#### WHAT TO DO
Within the material below, find each line bearing the word "structure" and present it.

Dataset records

--------

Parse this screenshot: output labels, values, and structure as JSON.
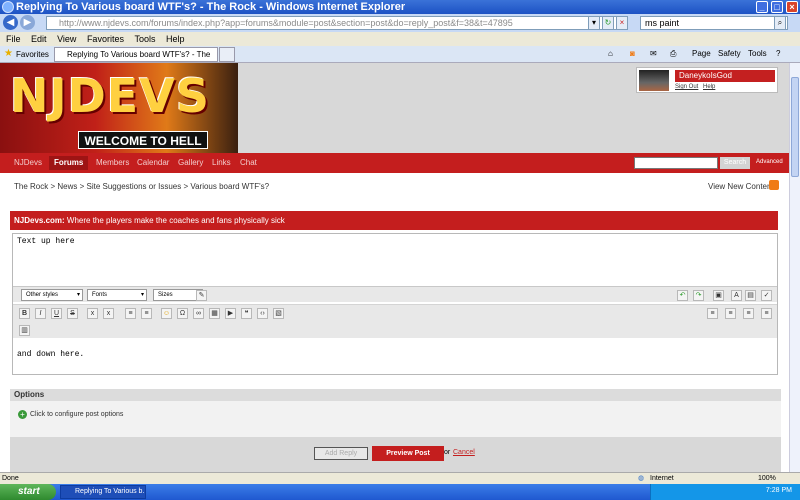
{
  "window": {
    "title": "Replying To Various board WTF's? - The Rock - Windows Internet Explorer",
    "address": "http://www.njdevs.com/forums/index.php?app=forums&module=post&section=post&do=reply_post&f=38&t=47895",
    "search_value": "ms paint",
    "tab_title": "Replying To Various board WTF's? - The Rock",
    "menu": [
      "File",
      "Edit",
      "View",
      "Favorites",
      "Tools",
      "Help"
    ],
    "favorites_label": "Favorites",
    "toolbar": {
      "page": "Page",
      "safety": "Safety",
      "tools": "Tools"
    }
  },
  "site": {
    "logo_text": "NJDEVS",
    "logo_subtitle": "WELCOME TO HELL",
    "user": {
      "name": "DaneykoIsGod",
      "sign_out": "Sign Out",
      "help": "Help"
    },
    "nav": [
      "NJDevs",
      "Forums",
      "Members",
      "Calendar",
      "Gallery",
      "Links",
      "Chat"
    ],
    "search_button": "Search",
    "advanced": "Advanced"
  },
  "breadcrumb": [
    "The Rock",
    "News",
    "Site Suggestions or Issues",
    "Various board WTF's?"
  ],
  "view_new_content": "View New Content",
  "announcement": {
    "site": "NJDevs.com:",
    "text": "Where the players make the coaches and fans physically sick"
  },
  "editor": {
    "top_text": "Text up here",
    "bottom_text": "and down here.",
    "selects": [
      "Other styles",
      "Fonts",
      "Sizes"
    ]
  },
  "options": {
    "header": "Options",
    "configure": "Click to configure post options"
  },
  "actions": {
    "add_reply": "Add Reply",
    "preview": "Preview Post",
    "or": "or",
    "cancel": "Cancel"
  },
  "status": {
    "left": "Done",
    "zone": "Internet",
    "zoom": "100%"
  },
  "taskbar": {
    "start": "start",
    "item": "Replying To Various b...",
    "clock": "7:28 PM"
  }
}
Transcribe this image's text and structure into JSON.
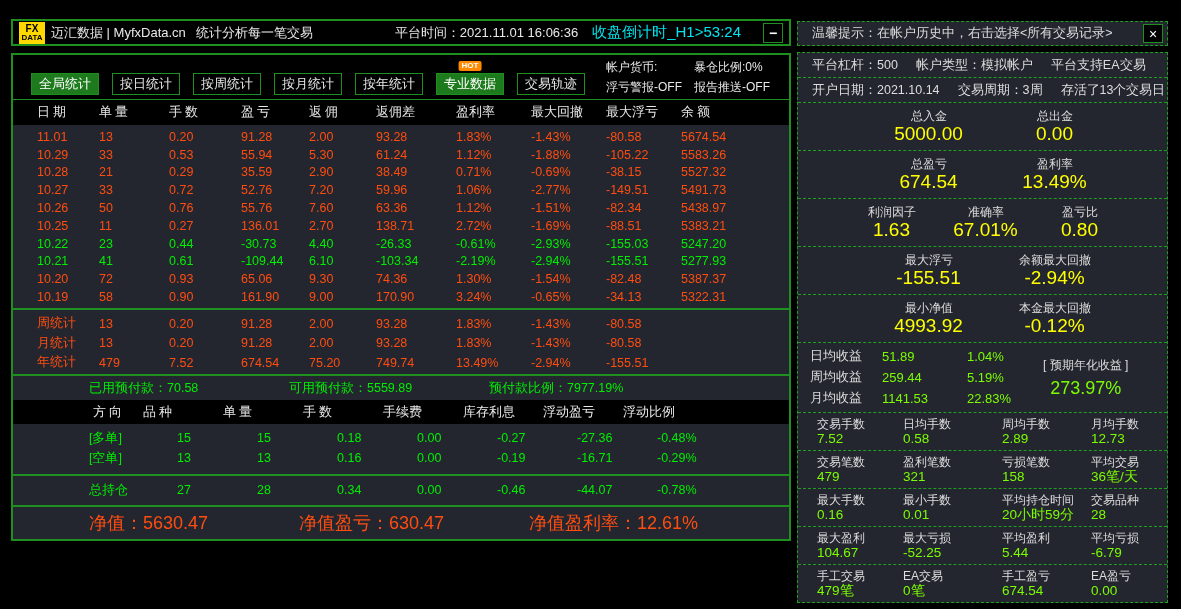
{
  "title_bar": {
    "logo": [
      "FX",
      "DATA"
    ],
    "brand": "迈汇数据 | MyfxData.cn",
    "slogan": "统计分析每一笔交易",
    "time": "平台时间：2021.11.01 16:06:36",
    "countdown": "收盘倒计时_H1>53:24",
    "minimize": "−"
  },
  "toolbar": {
    "buttons": [
      {
        "label": "全局统计",
        "selected": true
      },
      {
        "label": "按日统计",
        "selected": false
      },
      {
        "label": "按周统计",
        "selected": false
      },
      {
        "label": "按月统计",
        "selected": false
      },
      {
        "label": "按年统计",
        "selected": false
      },
      {
        "label": "专业数据",
        "selected": true,
        "badge": "HOT"
      },
      {
        "label": "交易轨迹",
        "selected": false
      }
    ],
    "info": [
      "帐户货币:",
      "暴仓比例:0%",
      "浮亏警报-OFF",
      "报告推送-OFF"
    ]
  },
  "table": {
    "columns": [
      "日 期",
      "单 量",
      "手 数",
      "盈 亏",
      "返 佣",
      "返佣差",
      "盈利率",
      "最大回撤",
      "最大浮亏",
      "余 额"
    ],
    "rows": [
      {
        "loss": false,
        "cells": [
          "11.01",
          "13",
          "0.20",
          "91.28",
          "2.00",
          "93.28",
          "1.83%",
          "-1.43%",
          "-80.58",
          "5674.54"
        ]
      },
      {
        "loss": false,
        "cells": [
          "10.29",
          "33",
          "0.53",
          "55.94",
          "5.30",
          "61.24",
          "1.12%",
          "-1.88%",
          "-105.22",
          "5583.26"
        ]
      },
      {
        "loss": false,
        "cells": [
          "10.28",
          "21",
          "0.29",
          "35.59",
          "2.90",
          "38.49",
          "0.71%",
          "-0.69%",
          "-38.15",
          "5527.32"
        ]
      },
      {
        "loss": false,
        "cells": [
          "10.27",
          "33",
          "0.72",
          "52.76",
          "7.20",
          "59.96",
          "1.06%",
          "-2.77%",
          "-149.51",
          "5491.73"
        ]
      },
      {
        "loss": false,
        "cells": [
          "10.26",
          "50",
          "0.76",
          "55.76",
          "7.60",
          "63.36",
          "1.12%",
          "-1.51%",
          "-82.34",
          "5438.97"
        ]
      },
      {
        "loss": false,
        "cells": [
          "10.25",
          "11",
          "0.27",
          "136.01",
          "2.70",
          "138.71",
          "2.72%",
          "-1.69%",
          "-88.51",
          "5383.21"
        ]
      },
      {
        "loss": true,
        "cells": [
          "10.22",
          "23",
          "0.44",
          "-30.73",
          "4.40",
          "-26.33",
          "-0.61%",
          "-2.93%",
          "-155.03",
          "5247.20"
        ]
      },
      {
        "loss": true,
        "cells": [
          "10.21",
          "41",
          "0.61",
          "-109.44",
          "6.10",
          "-103.34",
          "-2.19%",
          "-2.94%",
          "-155.51",
          "5277.93"
        ]
      },
      {
        "loss": false,
        "cells": [
          "10.20",
          "72",
          "0.93",
          "65.06",
          "9.30",
          "74.36",
          "1.30%",
          "-1.54%",
          "-82.48",
          "5387.37"
        ]
      },
      {
        "loss": false,
        "cells": [
          "10.19",
          "58",
          "0.90",
          "161.90",
          "9.00",
          "170.90",
          "3.24%",
          "-0.65%",
          "-34.13",
          "5322.31"
        ]
      }
    ],
    "summary": [
      [
        "周统计",
        "13",
        "0.20",
        "91.28",
        "2.00",
        "93.28",
        "1.83%",
        "-1.43%",
        "-80.58"
      ],
      [
        "月统计",
        "13",
        "0.20",
        "91.28",
        "2.00",
        "93.28",
        "1.83%",
        "-1.43%",
        "-80.58"
      ],
      [
        "年统计",
        "479",
        "7.52",
        "674.54",
        "75.20",
        "749.74",
        "13.49%",
        "-2.94%",
        "-155.51"
      ]
    ]
  },
  "prepay": [
    "已用预付款：70.58",
    "可用预付款：5559.89",
    "预付款比例：7977.19%"
  ],
  "positions": {
    "columns": [
      "方 向",
      "品 种",
      "单 量",
      "手 数",
      "手续费",
      "库存利息",
      "浮动盈亏",
      "浮动比例"
    ],
    "rows": [
      [
        "[多单]",
        "15",
        "15",
        "0.18",
        "0.00",
        "-0.27",
        "-27.36",
        "-0.48%"
      ],
      [
        "[空单]",
        "13",
        "13",
        "0.16",
        "0.00",
        "-0.19",
        "-16.71",
        "-0.29%"
      ]
    ],
    "total": [
      "总持仓",
      "27",
      "28",
      "0.34",
      "0.00",
      "-0.46",
      "-44.07",
      "-0.78%"
    ]
  },
  "net": [
    "净值：5630.47",
    "净值盈亏：630.47",
    "净值盈利率：12.61%"
  ],
  "tip": {
    "text": "温馨提示：在帐户历史中，右击选择<所有交易记录>",
    "close": "×"
  },
  "account": [
    [
      "平台杠杆：500",
      "帐户类型：模拟帐户",
      "平台支持EA交易"
    ],
    [
      "开户日期：2021.10.14",
      "交易周期：3周",
      "存活了13个交易日"
    ]
  ],
  "big_stats": [
    [
      {
        "label": "总入金",
        "value": "5000.00"
      },
      {
        "label": "总出金",
        "value": "0.00"
      }
    ],
    [
      {
        "label": "总盈亏",
        "value": "674.54"
      },
      {
        "label": "盈利率",
        "value": "13.49%"
      }
    ],
    [
      {
        "label": "利润因子",
        "value": "1.63"
      },
      {
        "label": "准确率",
        "value": "67.01%"
      },
      {
        "label": "盈亏比",
        "value": "0.80"
      }
    ],
    [
      {
        "label": "最大浮亏",
        "value": "-155.51"
      },
      {
        "label": "余额最大回撤",
        "value": "-2.94%"
      }
    ],
    [
      {
        "label": "最小净值",
        "value": "4993.92"
      },
      {
        "label": "本金最大回撤",
        "value": "-0.12%"
      }
    ]
  ],
  "averages": {
    "rows": [
      {
        "label": "日均收益",
        "amount": "51.89",
        "pct": "1.04%"
      },
      {
        "label": "周均收益",
        "amount": "259.44",
        "pct": "5.19%"
      },
      {
        "label": "月均收益",
        "amount": "1141.53",
        "pct": "22.83%"
      }
    ],
    "annual_label": "[ 预期年化收益 ]",
    "annual_value": "273.97%"
  },
  "grid_stats": [
    [
      {
        "label": "交易手数",
        "value": "7.52"
      },
      {
        "label": "日均手数",
        "value": "0.58"
      },
      {
        "label": "周均手数",
        "value": "2.89"
      },
      {
        "label": "月均手数",
        "value": "12.73"
      }
    ],
    [
      {
        "label": "交易笔数",
        "value": "479"
      },
      {
        "label": "盈利笔数",
        "value": "321"
      },
      {
        "label": "亏损笔数",
        "value": "158"
      },
      {
        "label": "平均交易",
        "value": "36笔/天"
      }
    ],
    [
      {
        "label": "最大手数",
        "value": "0.16"
      },
      {
        "label": "最小手数",
        "value": "0.01"
      },
      {
        "label": "平均持仓时间",
        "value": "20小时59分"
      },
      {
        "label": "交易品种",
        "value": "28"
      }
    ],
    [
      {
        "label": "最大盈利",
        "value": "104.67"
      },
      {
        "label": "最大亏损",
        "value": "-52.25"
      },
      {
        "label": "平均盈利",
        "value": "5.44"
      },
      {
        "label": "平均亏损",
        "value": "-6.79"
      }
    ],
    [
      {
        "label": "手工交易",
        "value": "479笔"
      },
      {
        "label": "EA交易",
        "value": "0笔"
      },
      {
        "label": "手工盈亏",
        "value": "674.54"
      },
      {
        "label": "EA盈亏",
        "value": "0.00"
      }
    ]
  ]
}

--------

#### EXPECTED ANSWER
Parse this screenshot: output labels, values, and structure as JSON.
Transcribe this image's text and structure into JSON.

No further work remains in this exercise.